- [REQUIRED TASK]
Find how many lines hold the word "документов". Give only the number.

- [DATASET EXCERPTS]
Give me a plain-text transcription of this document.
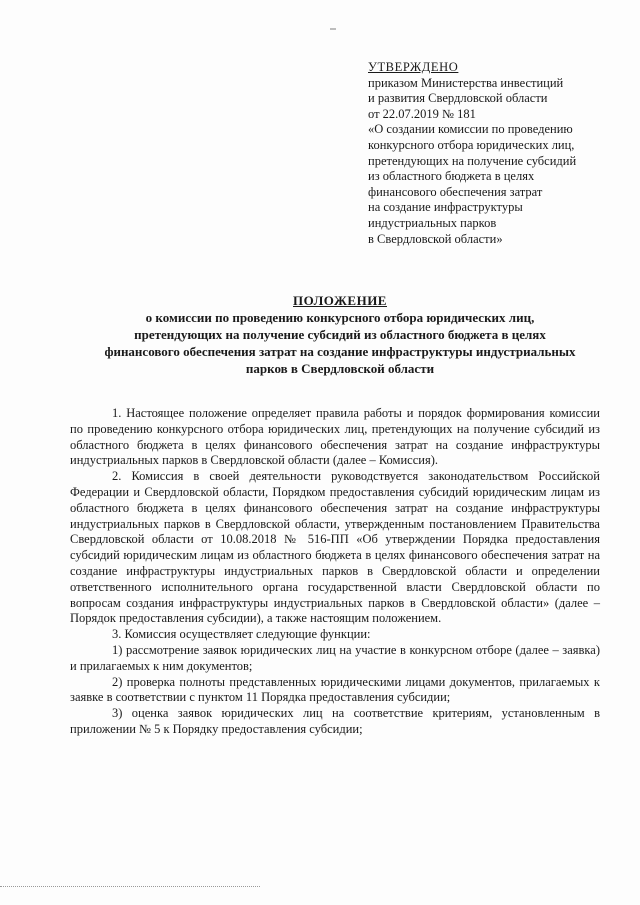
УТВЕРЖДЕНО
приказом Министерства инвестиций
и развития Свердловской области
от 22.07.2019 № 181
«О создании комиссии по проведению
конкурсного отбора юридических лиц,
претендующих на получение субсидий
из областного бюджета в целях
финансового обеспечения затрат
на создание инфраструктуры
индустриальных парков
в Свердловской области»
ПОЛОЖЕНИЕ
о комиссии по проведению конкурсного отбора юридических лиц,
претендующих на получение субсидий из областного бюджета в целях
финансового обеспечения затрат на создание инфраструктуры индустриальных
парков в Свердловской области

1. Настоящее положение определяет правила работы и порядок формирования комиссии по проведению конкурсного отбора юридических лиц, претендующих на получение субсидий из областного бюджета в целях финансового обеспечения затрат на создание инфраструктуры индустриальных парков в Свердловской области (далее – Комиссия).

2. Комиссия в своей деятельности руководствуется законодательством Российской Федерации и Свердловской области, Порядком предоставления субсидий юридическим лицам из областного бюджета в целях финансового обеспечения затрат на создание инфраструктуры индустриальных парков в Свердловской области, утвержденным постановлением Правительства Свердловской области от 10.08.2018 № 516-ПП «Об утверждении Порядка предоставления субсидий юридическим лицам из областного бюджета в целях финансового обеспечения затрат на создание инфраструктуры индустриальных парков в Свердловской области и определении ответственного исполнительного органа государственной власти Свердловской области по вопросам создания инфраструктуры индустриальных парков в Свердловской области» (далее – Порядок предоставления субсидии), а также настоящим положением.

3. Комиссия осуществляет следующие функции:

1) рассмотрение заявок юридических лиц на участие в конкурсном отборе (далее – заявка) и прилагаемых к ним документов;

2) проверка полноты представленных юридическими лицами документов, прилагаемых к заявке в соответствии с пунктом 11 Порядка предоставления субсидии;

3) оценка заявок юридических лиц на соответствие критериям, установленным в приложении № 5 к Порядку предоставления субсидии;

- [THE COMPLETED TASK]
2